#### Exercise task
Omit the pictures and output every entry below exactly as written.

Raw records
◆ ◆ ◆ ◆ ◆

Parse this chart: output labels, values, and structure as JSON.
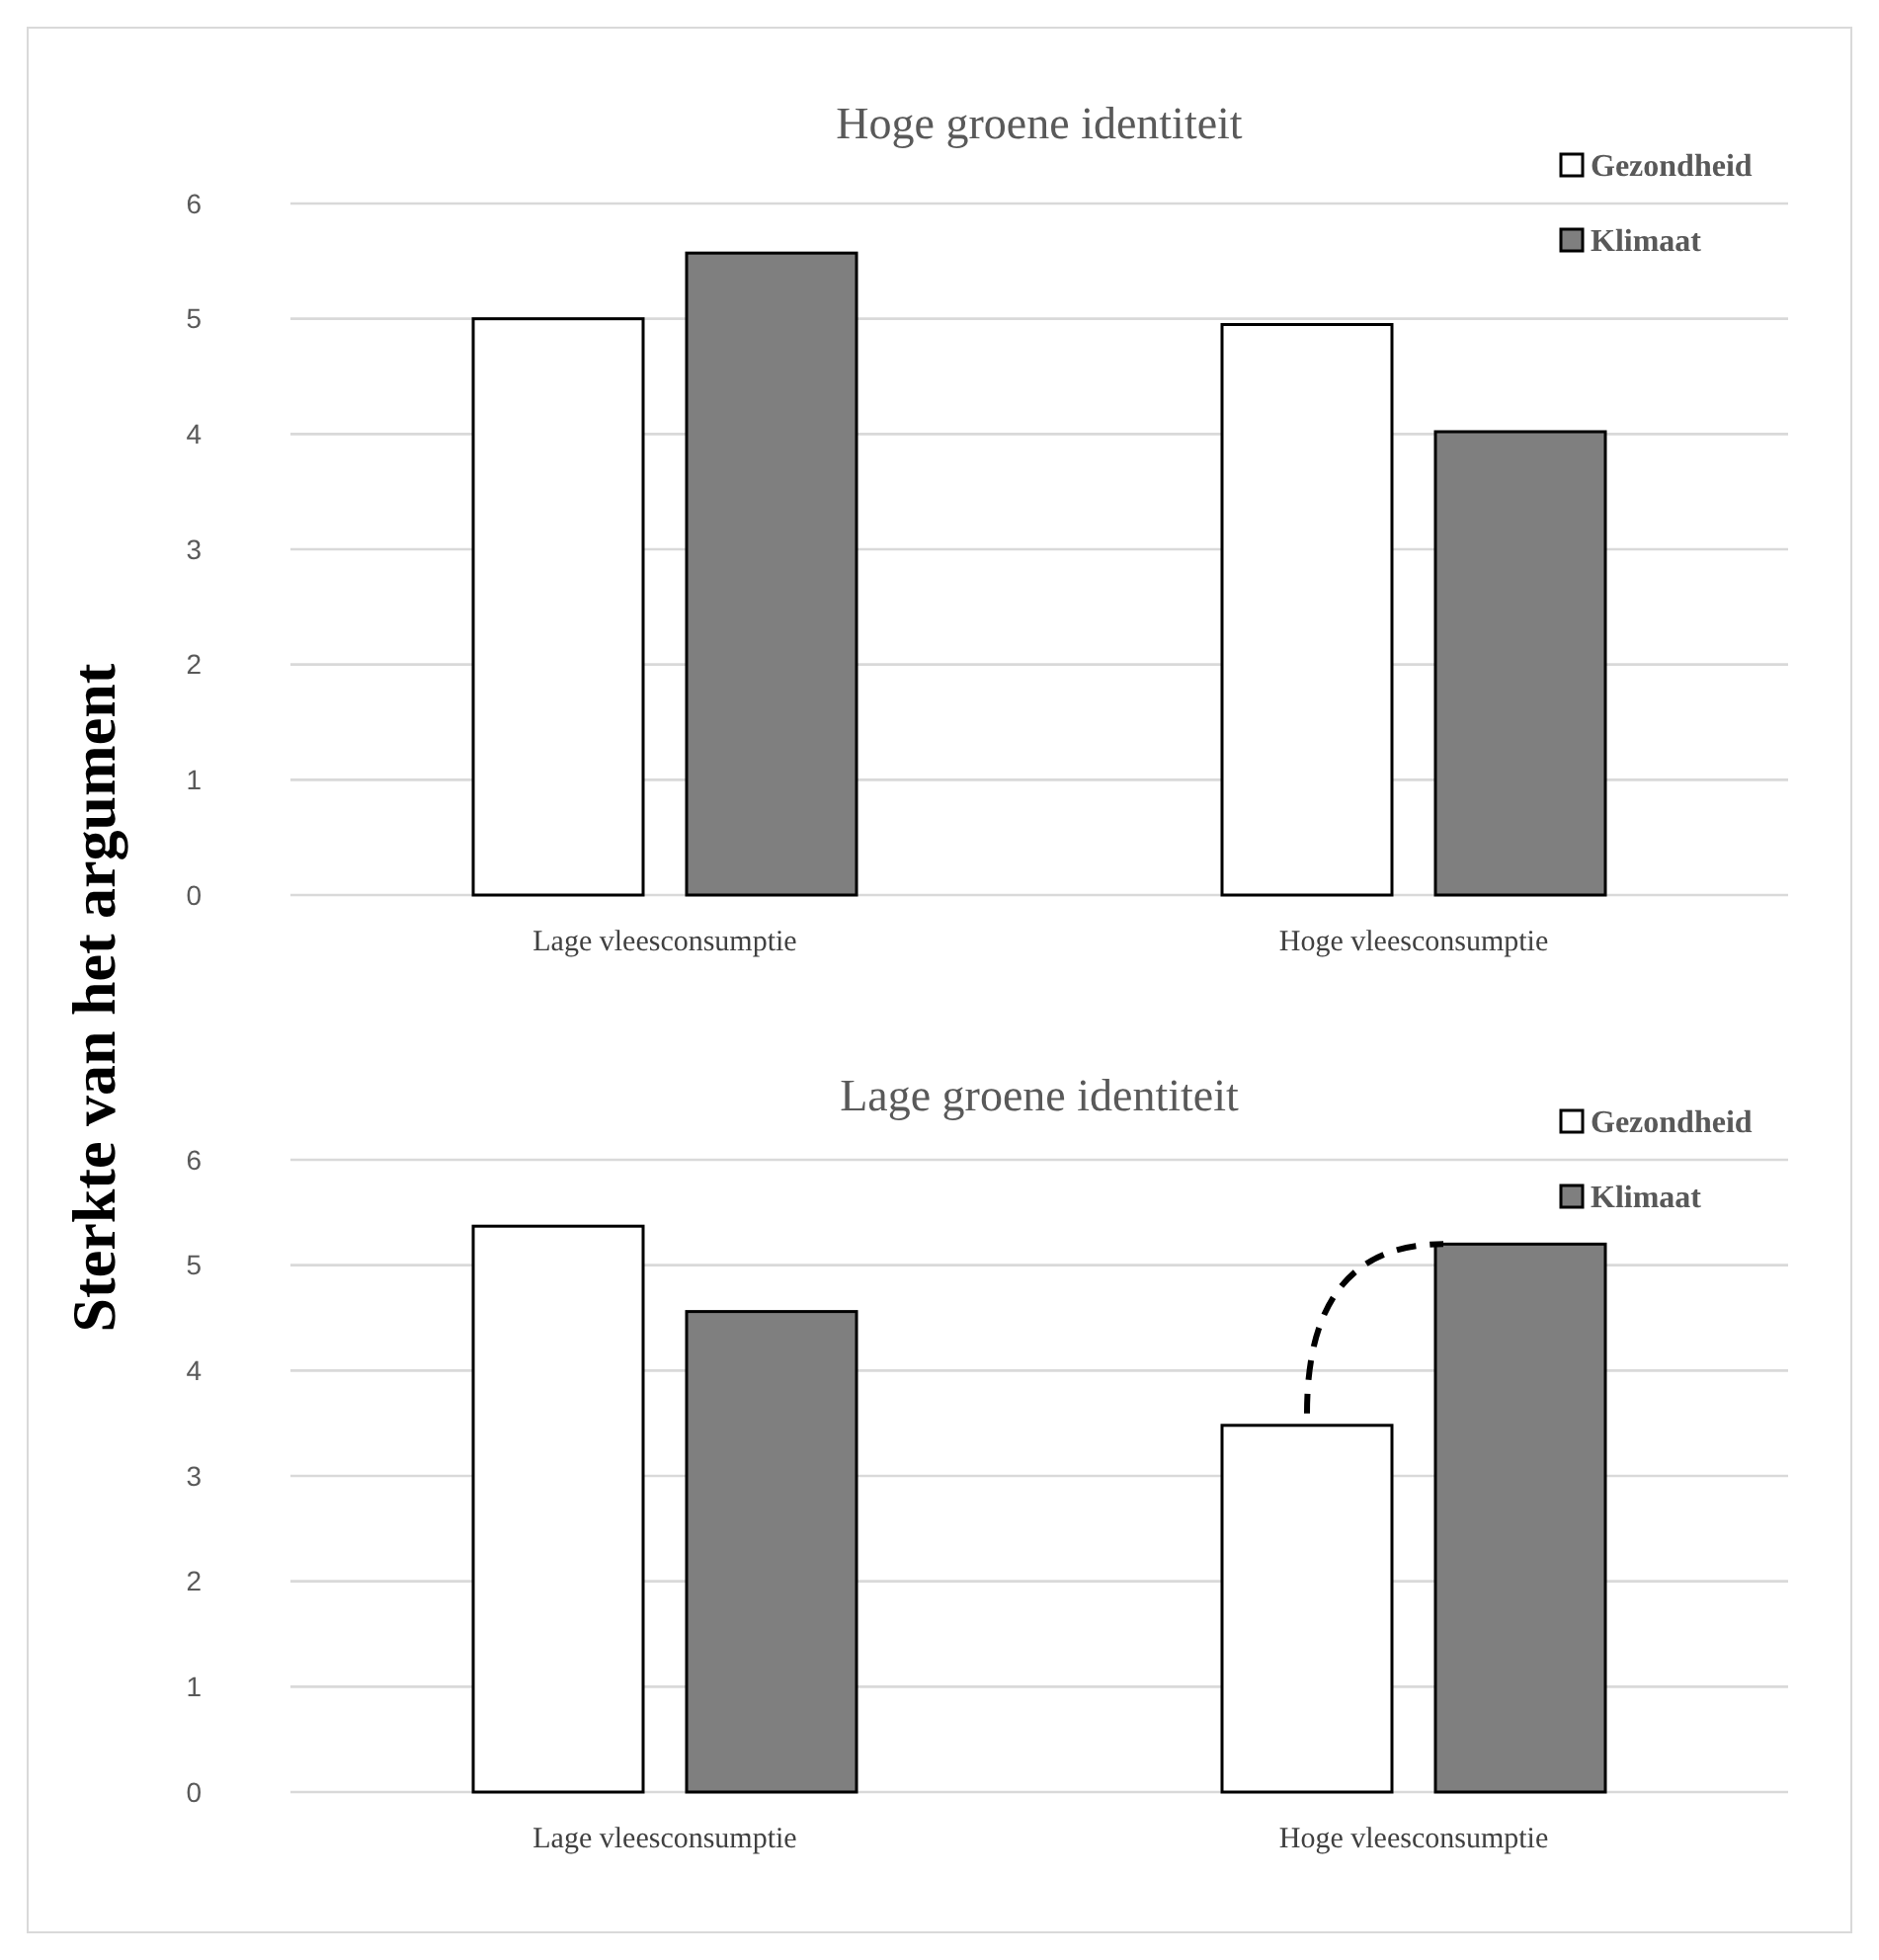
{
  "chart_data": [
    {
      "type": "bar",
      "title": "Hoge groene identiteit",
      "ylabel": "Sterkte van het argument",
      "categories": [
        "Lage vleesconsumptie",
        "Hoge vleesconsumptie"
      ],
      "series": [
        {
          "name": "Gezondheid",
          "color": "#ffffff",
          "values": [
            5.0,
            4.95
          ]
        },
        {
          "name": "Klimaat",
          "color": "#7f7f7f",
          "values": [
            5.57,
            4.02
          ]
        }
      ],
      "ylim": [
        0,
        6
      ],
      "yticks": [
        0,
        1,
        2,
        3,
        4,
        5,
        6
      ],
      "grid": "y",
      "legend": "top right"
    },
    {
      "type": "bar",
      "title": "Lage groene identiteit",
      "categories": [
        "Lage vleesconsumptie",
        "Hoge vleesconsumptie"
      ],
      "series": [
        {
          "name": "Gezondheid",
          "color": "#ffffff",
          "values": [
            5.37,
            3.48
          ]
        },
        {
          "name": "Klimaat",
          "color": "#7f7f7f",
          "values": [
            4.56,
            5.2
          ]
        }
      ],
      "ylim": [
        0,
        6
      ],
      "yticks": [
        0,
        1,
        2,
        3,
        4,
        5,
        6
      ],
      "grid": "y",
      "legend": "top right"
    }
  ]
}
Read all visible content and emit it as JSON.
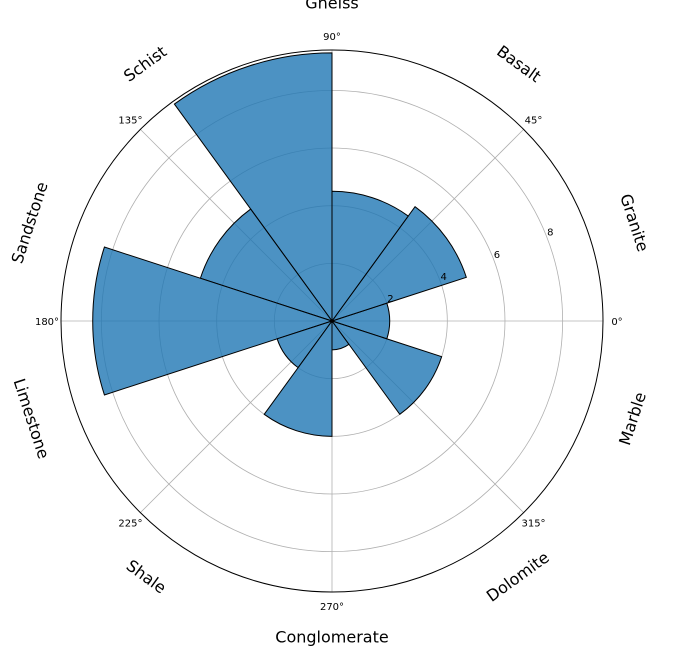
{
  "chart_data": {
    "type": "bar",
    "subtype": "polar",
    "title": "",
    "categories": [
      "Granite",
      "Basalt",
      "Gneiss",
      "Schist",
      "Sandstone",
      "Limestone",
      "Shale",
      "Conglomerate",
      "Dolomite",
      "Marble"
    ],
    "values": [
      2.0,
      4.9,
      4.5,
      9.3,
      4.8,
      8.3,
      2.0,
      4.0,
      1.0,
      4.0
    ],
    "rlim": [
      0,
      9.4
    ],
    "radial_ticks": [
      "2",
      "4",
      "6",
      "8"
    ],
    "radial_tick_values": [
      2,
      4,
      6,
      8
    ],
    "angle_ticks": [
      "0°",
      "45°",
      "90°",
      "135°",
      "180°",
      "225°",
      "270°",
      "315°"
    ],
    "angle_tick_values": [
      0,
      45,
      90,
      135,
      180,
      225,
      270,
      315
    ],
    "grid": true,
    "bar_color": "#1f77b4",
    "edge_color": "#000000"
  }
}
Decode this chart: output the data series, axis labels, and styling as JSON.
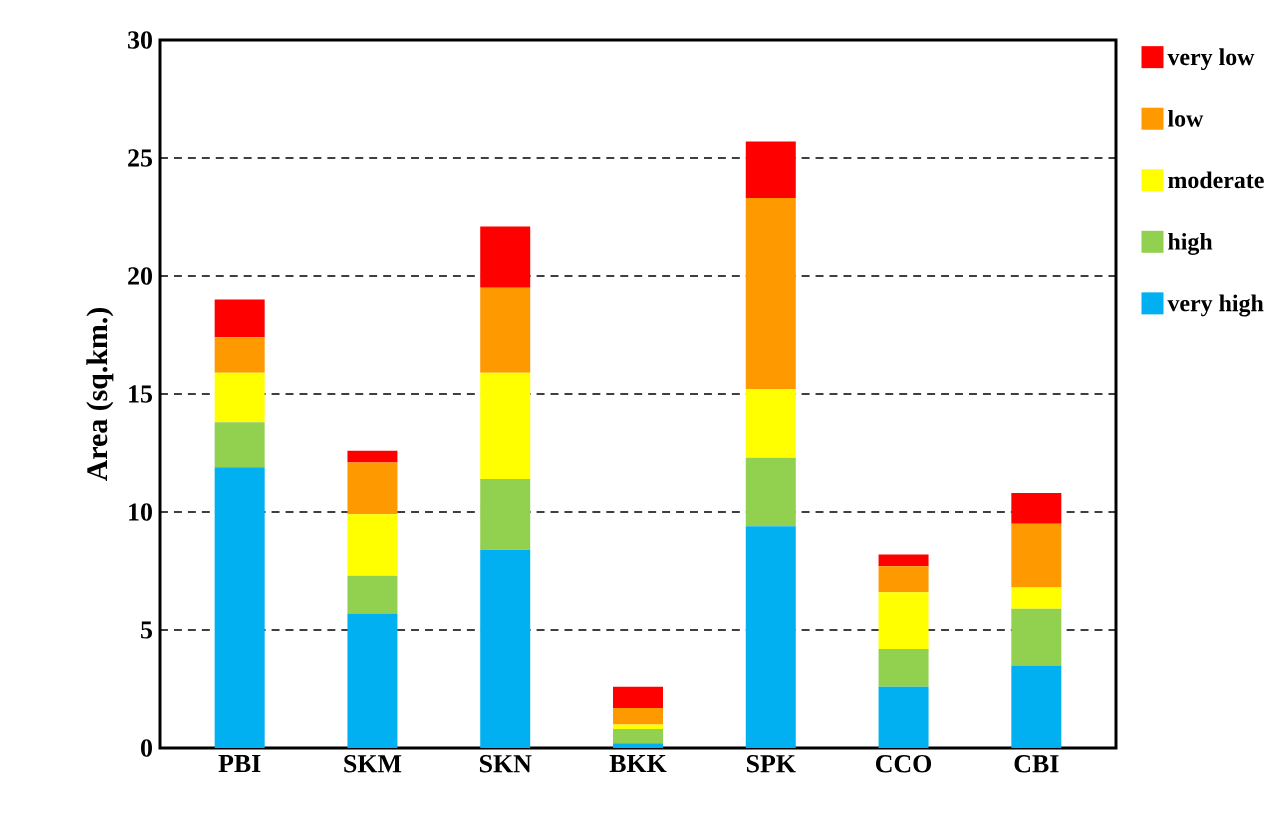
{
  "chart_data": {
    "type": "bar",
    "stacked": true,
    "ylabel": "Area (sq.km.)",
    "categories": [
      "PBI",
      "SKM",
      "SKN",
      "BKK",
      "SPK",
      "CCO",
      "CBI"
    ],
    "series": [
      {
        "name": "very high",
        "color": "#00b0f0",
        "values": [
          11.9,
          5.7,
          8.4,
          0.2,
          9.4,
          2.6,
          3.5
        ]
      },
      {
        "name": "high",
        "color": "#92d050",
        "values": [
          1.9,
          1.6,
          3.0,
          0.6,
          2.9,
          1.6,
          2.4
        ]
      },
      {
        "name": "moderate",
        "color": "#ffff00",
        "values": [
          2.1,
          2.6,
          4.5,
          0.2,
          2.9,
          2.4,
          0.9
        ]
      },
      {
        "name": "low",
        "color": "#ff9900",
        "values": [
          1.5,
          2.2,
          3.6,
          0.7,
          8.1,
          1.1,
          2.7
        ]
      },
      {
        "name": "very low",
        "color": "#ff0000",
        "values": [
          1.6,
          0.5,
          2.6,
          0.9,
          2.4,
          0.5,
          1.3
        ]
      }
    ],
    "ylim": [
      0,
      30
    ],
    "yticks": [
      0,
      5,
      10,
      15,
      20,
      25,
      30
    ],
    "grid": "y",
    "line_style": "dashed",
    "legend": "right"
  }
}
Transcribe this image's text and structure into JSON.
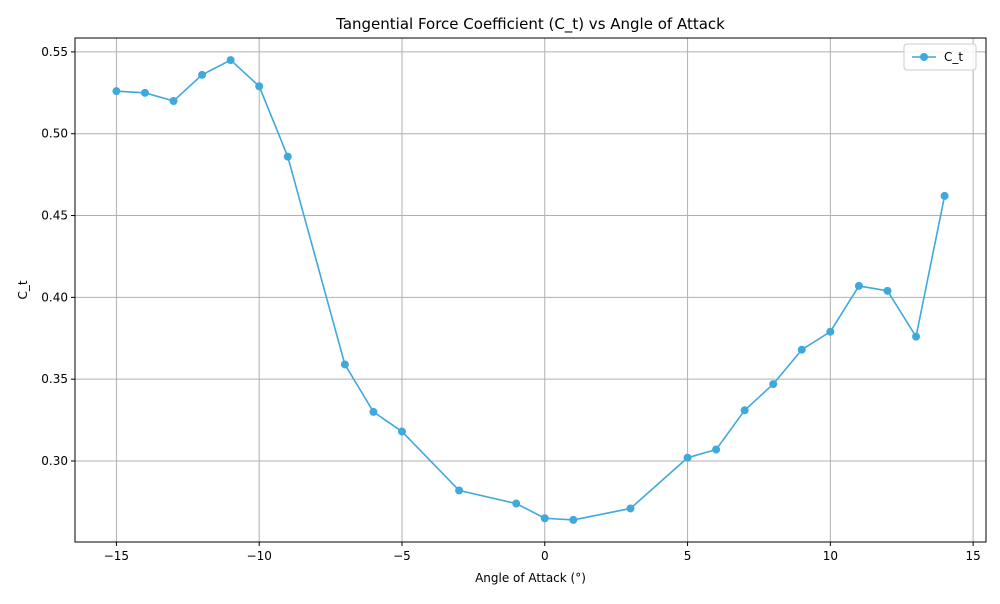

◆ ◆ ◆ ◆ ◆

#### Response
Parse this chart: output labels, values, and structure as JSON.
{
  "chart_data": [
    {
      "type": "bar",
      "title": "Hoge groene identiteit",
      "ylabel": "Sterkte van het argument",
      "categories": [
        "Lage vleesconsumptie",
        "Hoge vleesconsumptie"
      ],
      "series": [
        {
          "name": "Gezondheid",
          "color": "#ffffff",
          "values": [
            5.0,
            4.95
          ]
        },
        {
          "name": "Klimaat",
          "color": "#7f7f7f",
          "values": [
            5.57,
            4.02
          ]
        }
      ],
      "ylim": [
        0,
        6
      ],
      "yticks": [
        0,
        1,
        2,
        3,
        4,
        5,
        6
      ],
      "grid": "y",
      "legend": "top right"
    },
    {
      "type": "bar",
      "title": "Lage groene identiteit",
      "categories": [
        "Lage vleesconsumptie",
        "Hoge vleesconsumptie"
      ],
      "series": [
        {
          "name": "Gezondheid",
          "color": "#ffffff",
          "values": [
            5.37,
            3.48
          ]
        },
        {
          "name": "Klimaat",
          "color": "#7f7f7f",
          "values": [
            4.56,
            5.2
          ]
        }
      ],
      "ylim": [
        0,
        6
      ],
      "yticks": [
        0,
        1,
        2,
        3,
        4,
        5,
        6
      ],
      "grid": "y",
      "legend": "top right"
    }
  ]
}
Read all visible content and emit it as JSON.
{
  "chart_data": {
    "type": "bar",
    "subtype": "polar",
    "title": "",
    "categories": [
      "Granite",
      "Basalt",
      "Gneiss",
      "Schist",
      "Sandstone",
      "Limestone",
      "Shale",
      "Conglomerate",
      "Dolomite",
      "Marble"
    ],
    "values": [
      2.0,
      4.9,
      4.5,
      9.3,
      4.8,
      8.3,
      2.0,
      4.0,
      1.0,
      4.0
    ],
    "rlim": [
      0,
      9.4
    ],
    "radial_ticks": [
      "2",
      "4",
      "6",
      "8"
    ],
    "radial_tick_values": [
      2,
      4,
      6,
      8
    ],
    "angle_ticks": [
      "0°",
      "45°",
      "90°",
      "135°",
      "180°",
      "225°",
      "270°",
      "315°"
    ],
    "angle_tick_values": [
      0,
      45,
      90,
      135,
      180,
      225,
      270,
      315
    ],
    "grid": true,
    "bar_color": "#1f77b4",
    "edge_color": "#000000"
  }
}
Decode this chart: output the data series, axis labels, and styling as JSON.
{
  "chart_data": {
    "type": "bar",
    "stacked": true,
    "ylabel": "Area (sq.km.)",
    "categories": [
      "PBI",
      "SKM",
      "SKN",
      "BKK",
      "SPK",
      "CCO",
      "CBI"
    ],
    "series": [
      {
        "name": "very high",
        "color": "#00b0f0",
        "values": [
          11.9,
          5.7,
          8.4,
          0.2,
          9.4,
          2.6,
          3.5
        ]
      },
      {
        "name": "high",
        "color": "#92d050",
        "values": [
          1.9,
          1.6,
          3.0,
          0.6,
          2.9,
          1.6,
          2.4
        ]
      },
      {
        "name": "moderate",
        "color": "#ffff00",
        "values": [
          2.1,
          2.6,
          4.5,
          0.2,
          2.9,
          2.4,
          0.9
        ]
      },
      {
        "name": "low",
        "color": "#ff9900",
        "values": [
          1.5,
          2.2,
          3.6,
          0.7,
          8.1,
          1.1,
          2.7
        ]
      },
      {
        "name": "very low",
        "color": "#ff0000",
        "values": [
          1.6,
          0.5,
          2.6,
          0.9,
          2.4,
          0.5,
          1.3
        ]
      }
    ],
    "ylim": [
      0,
      30
    ],
    "yticks": [
      0,
      5,
      10,
      15,
      20,
      25,
      30
    ],
    "grid": "y",
    "line_style": "dashed",
    "legend": "right"
  }
}
Transcribe this image's text and structure into JSON.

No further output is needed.